TRY IT. Below are some records; copy each line in them that contains "Daily".

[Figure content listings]
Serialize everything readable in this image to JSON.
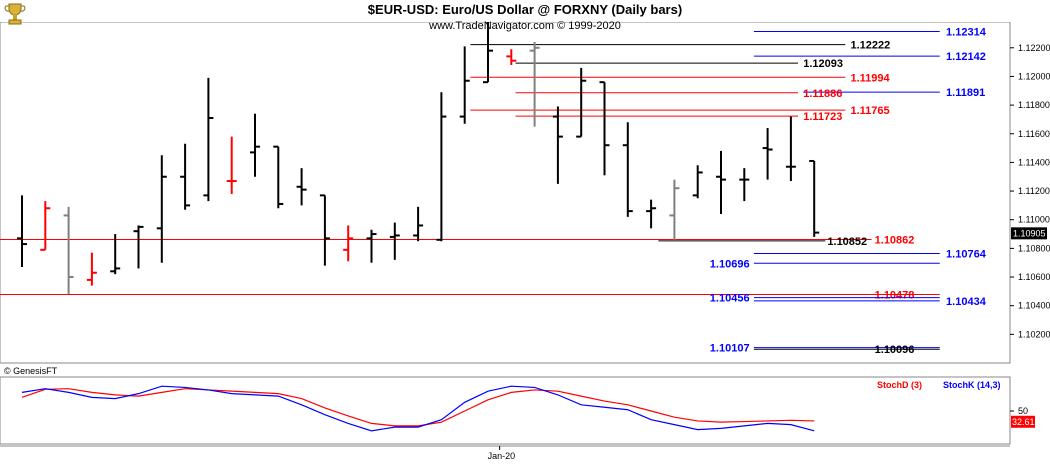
{
  "header": {
    "title": "$EUR-USD:  Euro/US Dollar @ FORXNY  (Daily bars)",
    "subtitle": "www.TradeNavigator.com © 1999-2020"
  },
  "credit": "© GenesisFT",
  "indicator": {
    "stochD": "StochD (3)",
    "stochK": "StochK (14,3)"
  },
  "colors": {
    "bull": "#000000",
    "bear": "#ff0000",
    "neutral": "#808080",
    "blue": "#0000ff",
    "red": "#ff0000",
    "black": "#000000"
  },
  "chart_data": [
    {
      "type": "ohlc",
      "title": "$EUR-USD:  Euro/US Dollar @ FORXNY  (Daily bars)",
      "y_ticks": [
        "1.12200",
        "1.12000",
        "1.11800",
        "1.11600",
        "1.11400",
        "1.11200",
        "1.11000",
        "1.10800",
        "1.10600",
        "1.10400",
        "1.10200"
      ],
      "y_tick_values": [
        1.122,
        1.12,
        1.118,
        1.116,
        1.114,
        1.112,
        1.11,
        1.108,
        1.106,
        1.104,
        1.102
      ],
      "ylim": [
        1.1,
        1.1238
      ],
      "x_ticks": [
        "Jan-20"
      ],
      "last_price": "1.10905",
      "bars": [
        {
          "o": 1.1087,
          "h": 1.1117,
          "l": 1.1067,
          "c": 1.1083,
          "color": "bull"
        },
        {
          "o": 1.1079,
          "h": 1.1113,
          "l": 1.1079,
          "c": 1.1108,
          "color": "bear"
        },
        {
          "o": 1.1103,
          "h": 1.1109,
          "l": 1.1048,
          "c": 1.106,
          "color": "neutral"
        },
        {
          "o": 1.1058,
          "h": 1.1077,
          "l": 1.1054,
          "c": 1.1063,
          "color": "bear"
        },
        {
          "o": 1.1064,
          "h": 1.109,
          "l": 1.1062,
          "c": 1.1066,
          "color": "bull"
        },
        {
          "o": 1.1092,
          "h": 1.1096,
          "l": 1.1066,
          "c": 1.1095,
          "color": "bull"
        },
        {
          "o": 1.1094,
          "h": 1.1145,
          "l": 1.107,
          "c": 1.113,
          "color": "bull"
        },
        {
          "o": 1.113,
          "h": 1.1153,
          "l": 1.1107,
          "c": 1.111,
          "color": "bull"
        },
        {
          "o": 1.1117,
          "h": 1.1199,
          "l": 1.1113,
          "c": 1.1171,
          "color": "bull"
        },
        {
          "o": 1.1127,
          "h": 1.1158,
          "l": 1.1118,
          "c": 1.1127,
          "color": "bear"
        },
        {
          "o": 1.1147,
          "h": 1.1174,
          "l": 1.113,
          "c": 1.1151,
          "color": "bull"
        },
        {
          "o": 1.1151,
          "h": 1.1151,
          "l": 1.1108,
          "c": 1.1111,
          "color": "bull"
        },
        {
          "o": 1.1123,
          "h": 1.1136,
          "l": 1.111,
          "c": 1.1121,
          "color": "bull"
        },
        {
          "o": 1.1117,
          "h": 1.1117,
          "l": 1.1068,
          "c": 1.1087,
          "color": "bull"
        },
        {
          "o": 1.1079,
          "h": 1.1096,
          "l": 1.1071,
          "c": 1.1087,
          "color": "bear"
        },
        {
          "o": 1.1087,
          "h": 1.1093,
          "l": 1.107,
          "c": 1.109,
          "color": "bull"
        },
        {
          "o": 1.1088,
          "h": 1.1098,
          "l": 1.1072,
          "c": 1.1089,
          "color": "bull"
        },
        {
          "o": 1.1089,
          "h": 1.1109,
          "l": 1.1085,
          "c": 1.1096,
          "color": "bull"
        },
        {
          "o": 1.1086,
          "h": 1.1189,
          "l": 1.1085,
          "c": 1.1172,
          "color": "bull"
        },
        {
          "o": 1.1172,
          "h": 1.1221,
          "l": 1.1167,
          "c": 1.1197,
          "color": "bull"
        },
        {
          "o": 1.1196,
          "h": 1.1238,
          "l": 1.1196,
          "c": 1.1218,
          "color": "bull"
        },
        {
          "o": 1.1214,
          "h": 1.1219,
          "l": 1.1208,
          "c": 1.1211,
          "color": "bear"
        },
        {
          "o": 1.1218,
          "h": 1.1224,
          "l": 1.1165,
          "c": 1.122,
          "color": "neutral"
        },
        {
          "o": 1.1172,
          "h": 1.1179,
          "l": 1.1125,
          "c": 1.1158,
          "color": "bull"
        },
        {
          "o": 1.1158,
          "h": 1.1206,
          "l": 1.1158,
          "c": 1.1197,
          "color": "bull"
        },
        {
          "o": 1.1196,
          "h": 1.1196,
          "l": 1.1131,
          "c": 1.1152,
          "color": "bull"
        },
        {
          "o": 1.1152,
          "h": 1.1168,
          "l": 1.1102,
          "c": 1.1106,
          "color": "bull"
        },
        {
          "o": 1.1106,
          "h": 1.1114,
          "l": 1.1094,
          "c": 1.1108,
          "color": "bull"
        },
        {
          "o": 1.1103,
          "h": 1.1128,
          "l": 1.1086,
          "c": 1.1122,
          "color": "neutral"
        },
        {
          "o": 1.1117,
          "h": 1.1138,
          "l": 1.1115,
          "c": 1.1133,
          "color": "bull"
        },
        {
          "o": 1.113,
          "h": 1.1148,
          "l": 1.1104,
          "c": 1.1128,
          "color": "bull"
        },
        {
          "o": 1.1128,
          "h": 1.1136,
          "l": 1.1113,
          "c": 1.1128,
          "color": "bull"
        },
        {
          "o": 1.115,
          "h": 1.1164,
          "l": 1.1128,
          "c": 1.1149,
          "color": "bull"
        },
        {
          "o": 1.1137,
          "h": 1.1172,
          "l": 1.1127,
          "c": 1.1137,
          "color": "bull"
        },
        {
          "o": 1.1141,
          "h": 1.1141,
          "l": 1.1088,
          "c": 1.1091,
          "color": "bull"
        }
      ],
      "levels": [
        {
          "value": 1.12314,
          "label": "1.12314",
          "color": "blue",
          "text_x": 0.901,
          "line_from": 0.718,
          "line_to": 0.895
        },
        {
          "value": 1.12222,
          "label": "1.12222",
          "color": "black",
          "text_x": 0.81,
          "line_from": 0.448,
          "line_to": 0.805
        },
        {
          "value": 1.12142,
          "label": "1.12142",
          "color": "blue",
          "text_x": 0.901,
          "line_from": 0.718,
          "line_to": 0.895
        },
        {
          "value": 1.12093,
          "label": "1.12093",
          "color": "black",
          "text_x": 0.765,
          "line_from": 0.491,
          "line_to": 0.76
        },
        {
          "value": 1.11994,
          "label": "1.11994",
          "color": "red",
          "text_x": 0.81,
          "line_from": 0.448,
          "line_to": 0.805
        },
        {
          "value": 1.11891,
          "label": "1.11891",
          "color": "blue",
          "text_x": 0.901,
          "line_from": 0.765,
          "line_to": 0.895
        },
        {
          "value": 1.11886,
          "label": "1.11886",
          "color": "red",
          "text_x": 0.765,
          "line_from": 0.491,
          "line_to": 0.76
        },
        {
          "value": 1.11765,
          "label": "1.11765",
          "color": "red",
          "text_x": 0.81,
          "line_from": 0.448,
          "line_to": 0.805
        },
        {
          "value": 1.11723,
          "label": "1.11723",
          "color": "red",
          "text_x": 0.765,
          "line_from": 0.491,
          "line_to": 0.76
        },
        {
          "value": 1.10862,
          "label": "1.10862",
          "color": "red",
          "text_x": 0.833,
          "line_from": 0.0,
          "line_to": 0.83
        },
        {
          "value": 1.10852,
          "label": "1.10852",
          "color": "black",
          "text_x": 0.788,
          "line_from": 0.627,
          "line_to": 0.786
        },
        {
          "value": 1.10764,
          "label": "1.10764",
          "color": "blue",
          "text_x": 0.901,
          "line_from": 0.718,
          "line_to": 0.895
        },
        {
          "value": 1.10696,
          "label": "1.10696",
          "color": "blue",
          "text_x": 0.676,
          "line_from": 0.718,
          "line_to": 0.895
        },
        {
          "value": 1.10478,
          "label": "1.10478",
          "color": "red",
          "text_x": 0.833,
          "line_from": 0.0,
          "line_to": 0.895
        },
        {
          "value": 1.10456,
          "label": "1.10456",
          "color": "blue",
          "text_x": 0.676,
          "line_from": 0.718,
          "line_to": 0.895
        },
        {
          "value": 1.10434,
          "label": "1.10434",
          "color": "blue",
          "text_x": 0.901,
          "line_from": 0.718,
          "line_to": 0.895
        },
        {
          "value": 1.10107,
          "label": "1.10107",
          "color": "blue",
          "text_x": 0.676,
          "line_from": 0.718,
          "line_to": 0.895
        },
        {
          "value": 1.10096,
          "label": "1.10096",
          "color": "black",
          "text_x": 0.833,
          "line_from": 0.718,
          "line_to": 0.895
        }
      ]
    },
    {
      "type": "line",
      "title": "",
      "ylim": [
        0,
        100
      ],
      "y_ticks": [
        "50"
      ],
      "last_value": "32.61",
      "series": [
        {
          "name": "StochD (3)",
          "color": "red",
          "values": [
            72,
            85,
            86,
            80,
            76,
            74,
            80,
            86,
            84,
            82,
            80,
            78,
            70,
            55,
            42,
            30,
            26,
            26,
            32,
            50,
            68,
            80,
            84,
            82,
            74,
            66,
            60,
            50,
            40,
            34,
            32,
            33,
            34,
            35,
            34
          ]
        },
        {
          "name": "StochK (14,3)",
          "color": "blue",
          "values": [
            80,
            86,
            80,
            72,
            70,
            78,
            90,
            88,
            84,
            78,
            76,
            74,
            60,
            44,
            30,
            18,
            24,
            24,
            36,
            64,
            82,
            90,
            88,
            76,
            60,
            56,
            52,
            36,
            28,
            20,
            22,
            26,
            30,
            28,
            18
          ]
        }
      ]
    }
  ]
}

EXERCISE OUTPUT.
    "title": "$EUR-USD:  Euro/US Dollar @ FORXNY  (Daily bars)",
      "title": "$EUR-USD:  Euro/US Dollar @ FORXNY  (Daily bars)",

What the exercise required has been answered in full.